- **TASK OBJECTIVE**
Produce a word-for-word copy of the listing below without its pictures.

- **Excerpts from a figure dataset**

==========

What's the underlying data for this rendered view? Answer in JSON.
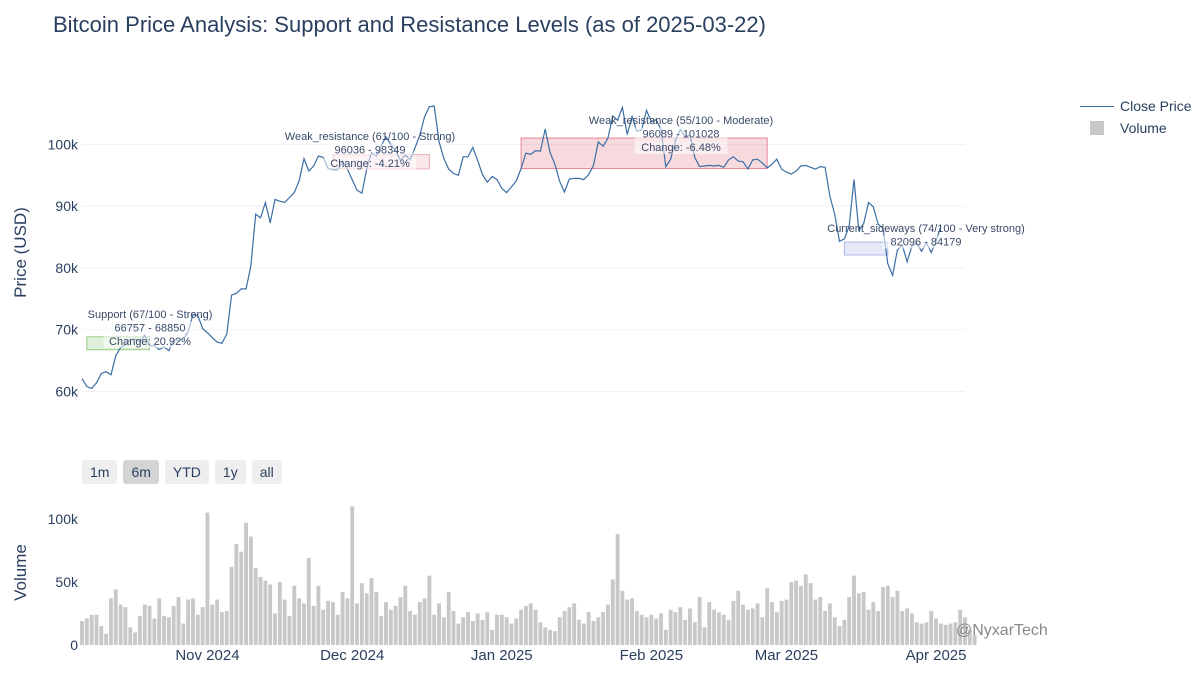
{
  "title": "Bitcoin Price Analysis: Support and Resistance Levels (as of 2025-03-22)",
  "legend": {
    "close_label": "Close Price",
    "volume_label": "Volume"
  },
  "range_selector": [
    "1m",
    "6m",
    "YTD",
    "1y",
    "all"
  ],
  "range_selector_active": "6m",
  "watermark": "@NyxarTech",
  "colors": {
    "line": "#3a6ea5",
    "volume": "#c8c8c8",
    "text": "#2a3f5f",
    "grid": "#e5ecf6"
  },
  "chart_data": {
    "type": "line",
    "x_range": [
      "2024-10-06",
      "2025-04-07"
    ],
    "xticks": [
      {
        "date": "2024-11-01",
        "label": "Nov 2024"
      },
      {
        "date": "2024-12-01",
        "label": "Dec 2024"
      },
      {
        "date": "2025-01-01",
        "label": "Jan 2025"
      },
      {
        "date": "2025-02-01",
        "label": "Feb 2025"
      },
      {
        "date": "2025-03-01",
        "label": "Mar 2025"
      },
      {
        "date": "2025-04-01",
        "label": "Apr 2025"
      }
    ],
    "price": {
      "ylabel": "Price (USD)",
      "ylim": [
        57000,
        108000
      ],
      "yticks": [
        {
          "v": 60000,
          "label": "60k"
        },
        {
          "v": 70000,
          "label": "70k"
        },
        {
          "v": 80000,
          "label": "80k"
        },
        {
          "v": 90000,
          "label": "90k"
        },
        {
          "v": 100000,
          "label": "100k"
        }
      ],
      "start": "2024-10-06",
      "close": [
        62100,
        60800,
        60500,
        61400,
        62900,
        63200,
        62700,
        65800,
        67100,
        67600,
        68400,
        68500,
        68000,
        69100,
        67400,
        67400,
        66800,
        67200,
        66600,
        68400,
        68200,
        68500,
        69700,
        72500,
        72300,
        70200,
        69500,
        68700,
        68000,
        67800,
        69300,
        75600,
        75900,
        76600,
        76600,
        80400,
        88700,
        88100,
        90600,
        87300,
        91100,
        90800,
        90600,
        91400,
        92200,
        94100,
        97700,
        95700,
        96500,
        98100,
        97900,
        96100,
        95900,
        95900,
        97300,
        96000,
        94300,
        92600,
        92100,
        96000,
        98700,
        98100,
        99800,
        101200,
        100000,
        99000,
        97400,
        98300,
        97500,
        99400,
        101500,
        104500,
        106100,
        106200,
        100400,
        97700,
        96000,
        95300,
        95000,
        98000,
        98000,
        99500,
        97400,
        95100,
        93900,
        94800,
        94300,
        92900,
        92200,
        93100,
        94100,
        96100,
        98600,
        98400,
        99000,
        98900,
        102500,
        98700,
        96800,
        94000,
        92300,
        94400,
        94500,
        94500,
        94300,
        95100,
        96600,
        100400,
        99700,
        101000,
        104600,
        103900,
        106000,
        101600,
        104500,
        102100,
        102400,
        105500,
        103700,
        104000,
        102400,
        96400,
        97600,
        100700,
        102400,
        101300,
        101500,
        97900,
        96400,
        96500,
        96600,
        96500,
        96600,
        96300,
        97500,
        98000,
        97300,
        97200,
        96000,
        97500,
        97600,
        97000,
        96200,
        96800,
        97600,
        96000,
        95500,
        95200,
        95700,
        96500,
        96600,
        96300,
        96000,
        96400,
        96300,
        91600,
        88700,
        84300,
        84700,
        86800,
        94300,
        86100,
        87200,
        90600,
        89900,
        87100,
        86400,
        80700,
        78800,
        82900,
        83700,
        81000,
        83500,
        84000,
        82700,
        84100,
        82500,
        84300,
        86800
      ]
    },
    "volume": {
      "ylabel": "Volume",
      "ylim": [
        0,
        115000
      ],
      "yticks": [
        {
          "v": 0,
          "label": "0"
        },
        {
          "v": 50000,
          "label": "50k"
        },
        {
          "v": 100000,
          "label": "100k"
        }
      ],
      "values": [
        19000,
        21000,
        24000,
        24000,
        15000,
        9000,
        37000,
        44000,
        32000,
        30000,
        14000,
        10000,
        23000,
        32000,
        31000,
        21000,
        37000,
        23000,
        22000,
        31000,
        38000,
        17000,
        36000,
        37000,
        24000,
        30000,
        105000,
        32000,
        36000,
        26000,
        27000,
        62000,
        80000,
        74000,
        97000,
        86000,
        61000,
        54000,
        51000,
        48000,
        25000,
        50000,
        36000,
        23000,
        47000,
        37000,
        33000,
        69000,
        31000,
        47000,
        28000,
        35000,
        34000,
        24000,
        42000,
        37000,
        110000,
        33000,
        49000,
        41000,
        53000,
        42000,
        23000,
        34000,
        28000,
        31000,
        38000,
        47000,
        27000,
        24000,
        34000,
        37000,
        55000,
        24000,
        33000,
        22000,
        42000,
        27000,
        17000,
        22000,
        26000,
        19000,
        25000,
        20000,
        26000,
        12000,
        24000,
        24000,
        22000,
        17000,
        21000,
        28000,
        31000,
        33000,
        28000,
        18000,
        14000,
        12000,
        11000,
        22000,
        27000,
        30000,
        33000,
        20000,
        17000,
        26000,
        19000,
        22000,
        26000,
        32000,
        52000,
        88000,
        43000,
        36000,
        37000,
        27000,
        24000,
        22000,
        24000,
        21000,
        25000,
        12000,
        28000,
        26000,
        30000,
        20000,
        29000,
        18000,
        38000,
        14000,
        34000,
        28000,
        26000,
        24000,
        20000,
        35000,
        43000,
        32000,
        28000,
        29000,
        33000,
        22000,
        45000,
        34000,
        26000,
        35000,
        36000,
        50000,
        51000,
        47000,
        56000,
        49000,
        36000,
        38000,
        27000,
        33000,
        22000,
        15000,
        20000,
        38000,
        55000,
        41000,
        42000,
        28000,
        34000,
        27000,
        46000,
        47000,
        38000,
        43000,
        27000,
        29000,
        25000,
        18000,
        17000,
        18000,
        27000,
        21000,
        17000,
        16000,
        17000,
        18000,
        28000,
        22000,
        12000,
        8000
      ]
    },
    "zones": [
      {
        "label": "Support (67/100 - Strong)",
        "range": "66757 - 68850",
        "change": "Change: 20.92%",
        "low": 66757,
        "high": 68850,
        "x0": "2024-10-07",
        "x1": "2024-10-20",
        "color": "#7fbf6a"
      },
      {
        "label": "Weak_resistance (61/100 - Strong)",
        "range": "96036 - 98349",
        "change": "Change: -4.21%",
        "low": 96036,
        "high": 98349,
        "x0": "2024-11-27",
        "x1": "2024-12-17",
        "color": "#e8a0ad"
      },
      {
        "label": "Weak_resistance (55/100 - Moderate)",
        "range": "96089 - 101028",
        "change": "Change: -6.48%",
        "low": 96089,
        "high": 101028,
        "x0": "2025-01-05",
        "x1": "2025-02-25",
        "color": "#e06b7d"
      },
      {
        "label": "Current_sideways (74/100 - Very strong)",
        "range": "82096 - 84179",
        "change": "",
        "low": 82096,
        "high": 84179,
        "x0": "2025-03-13",
        "x1": "2025-03-22",
        "color": "#9aa9e0"
      }
    ]
  }
}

==========

- **RESULT**
What's the underlying data for this rendered view? Answer in JSON.
{
  "title": "Bitcoin Price Analysis: Support and Resistance Levels (as of 2025-03-22)",
  "legend": {
    "close_label": "Close Price",
    "volume_label": "Volume"
  },
  "range_selector": [
    "1m",
    "6m",
    "YTD",
    "1y",
    "all"
  ],
  "range_selector_active": "6m",
  "watermark": "@NyxarTech",
  "colors": {
    "line": "#3a6ea5",
    "volume": "#c8c8c8",
    "text": "#2a3f5f",
    "grid": "#e5ecf6"
  },
  "chart_data": {
    "type": "line",
    "x_range": [
      "2024-10-06",
      "2025-04-07"
    ],
    "xticks": [
      {
        "date": "2024-11-01",
        "label": "Nov 2024"
      },
      {
        "date": "2024-12-01",
        "label": "Dec 2024"
      },
      {
        "date": "2025-01-01",
        "label": "Jan 2025"
      },
      {
        "date": "2025-02-01",
        "label": "Feb 2025"
      },
      {
        "date": "2025-03-01",
        "label": "Mar 2025"
      },
      {
        "date": "2025-04-01",
        "label": "Apr 2025"
      }
    ],
    "price": {
      "ylabel": "Price (USD)",
      "ylim": [
        57000,
        108000
      ],
      "yticks": [
        {
          "v": 60000,
          "label": "60k"
        },
        {
          "v": 70000,
          "label": "70k"
        },
        {
          "v": 80000,
          "label": "80k"
        },
        {
          "v": 90000,
          "label": "90k"
        },
        {
          "v": 100000,
          "label": "100k"
        }
      ],
      "start": "2024-10-06",
      "close": [
        62100,
        60800,
        60500,
        61400,
        62900,
        63200,
        62700,
        65800,
        67100,
        67600,
        68400,
        68500,
        68000,
        69100,
        67400,
        67400,
        66800,
        67200,
        66600,
        68400,
        68200,
        68500,
        69700,
        72500,
        72300,
        70200,
        69500,
        68700,
        68000,
        67800,
        69300,
        75600,
        75900,
        76600,
        76600,
        80400,
        88700,
        88100,
        90600,
        87300,
        91100,
        90800,
        90600,
        91400,
        92200,
        94100,
        97700,
        95700,
        96500,
        98100,
        97900,
        96100,
        95900,
        95900,
        97300,
        96000,
        94300,
        92600,
        92100,
        96000,
        98700,
        98100,
        99800,
        101200,
        100000,
        99000,
        97400,
        98300,
        97500,
        99400,
        101500,
        104500,
        106100,
        106200,
        100400,
        97700,
        96000,
        95300,
        95000,
        98000,
        98000,
        99500,
        97400,
        95100,
        93900,
        94800,
        94300,
        92900,
        92200,
        93100,
        94100,
        96100,
        98600,
        98400,
        99000,
        98900,
        102500,
        98700,
        96800,
        94000,
        92300,
        94400,
        94500,
        94500,
        94300,
        95100,
        96600,
        100400,
        99700,
        101000,
        104600,
        103900,
        106000,
        101600,
        104500,
        102100,
        102400,
        105500,
        103700,
        104000,
        102400,
        96400,
        97600,
        100700,
        102400,
        101300,
        101500,
        97900,
        96400,
        96500,
        96600,
        96500,
        96600,
        96300,
        97500,
        98000,
        97300,
        97200,
        96000,
        97500,
        97600,
        97000,
        96200,
        96800,
        97600,
        96000,
        95500,
        95200,
        95700,
        96500,
        96600,
        96300,
        96000,
        96400,
        96300,
        91600,
        88700,
        84300,
        84700,
        86800,
        94300,
        86100,
        87200,
        90600,
        89900,
        87100,
        86400,
        80700,
        78800,
        82900,
        83700,
        81000,
        83500,
        84000,
        82700,
        84100,
        82500,
        84300,
        86800
      ]
    },
    "volume": {
      "ylabel": "Volume",
      "ylim": [
        0,
        115000
      ],
      "yticks": [
        {
          "v": 0,
          "label": "0"
        },
        {
          "v": 50000,
          "label": "50k"
        },
        {
          "v": 100000,
          "label": "100k"
        }
      ],
      "values": [
        19000,
        21000,
        24000,
        24000,
        15000,
        9000,
        37000,
        44000,
        32000,
        30000,
        14000,
        10000,
        23000,
        32000,
        31000,
        21000,
        37000,
        23000,
        22000,
        31000,
        38000,
        17000,
        36000,
        37000,
        24000,
        30000,
        105000,
        32000,
        36000,
        26000,
        27000,
        62000,
        80000,
        74000,
        97000,
        86000,
        61000,
        54000,
        51000,
        48000,
        25000,
        50000,
        36000,
        23000,
        47000,
        37000,
        33000,
        69000,
        31000,
        47000,
        28000,
        35000,
        34000,
        24000,
        42000,
        37000,
        110000,
        33000,
        49000,
        41000,
        53000,
        42000,
        23000,
        34000,
        28000,
        31000,
        38000,
        47000,
        27000,
        24000,
        34000,
        37000,
        55000,
        24000,
        33000,
        22000,
        42000,
        27000,
        17000,
        22000,
        26000,
        19000,
        25000,
        20000,
        26000,
        12000,
        24000,
        24000,
        22000,
        17000,
        21000,
        28000,
        31000,
        33000,
        28000,
        18000,
        14000,
        12000,
        11000,
        22000,
        27000,
        30000,
        33000,
        20000,
        17000,
        26000,
        19000,
        22000,
        26000,
        32000,
        52000,
        88000,
        43000,
        36000,
        37000,
        27000,
        24000,
        22000,
        24000,
        21000,
        25000,
        12000,
        28000,
        26000,
        30000,
        20000,
        29000,
        18000,
        38000,
        14000,
        34000,
        28000,
        26000,
        24000,
        20000,
        35000,
        43000,
        32000,
        28000,
        29000,
        33000,
        22000,
        45000,
        34000,
        26000,
        35000,
        36000,
        50000,
        51000,
        47000,
        56000,
        49000,
        36000,
        38000,
        27000,
        33000,
        22000,
        15000,
        20000,
        38000,
        55000,
        41000,
        42000,
        28000,
        34000,
        27000,
        46000,
        47000,
        38000,
        43000,
        27000,
        29000,
        25000,
        18000,
        17000,
        18000,
        27000,
        21000,
        17000,
        16000,
        17000,
        18000,
        28000,
        22000,
        12000,
        8000
      ]
    },
    "zones": [
      {
        "label": "Support (67/100 - Strong)",
        "range": "66757 - 68850",
        "change": "Change: 20.92%",
        "low": 66757,
        "high": 68850,
        "x0": "2024-10-07",
        "x1": "2024-10-20",
        "color": "#7fbf6a"
      },
      {
        "label": "Weak_resistance (61/100 - Strong)",
        "range": "96036 - 98349",
        "change": "Change: -4.21%",
        "low": 96036,
        "high": 98349,
        "x0": "2024-11-27",
        "x1": "2024-12-17",
        "color": "#e8a0ad"
      },
      {
        "label": "Weak_resistance (55/100 - Moderate)",
        "range": "96089 - 101028",
        "change": "Change: -6.48%",
        "low": 96089,
        "high": 101028,
        "x0": "2025-01-05",
        "x1": "2025-02-25",
        "color": "#e06b7d"
      },
      {
        "label": "Current_sideways (74/100 - Very strong)",
        "range": "82096 - 84179",
        "change": "",
        "low": 82096,
        "high": 84179,
        "x0": "2025-03-13",
        "x1": "2025-03-22",
        "color": "#9aa9e0"
      }
    ]
  }
}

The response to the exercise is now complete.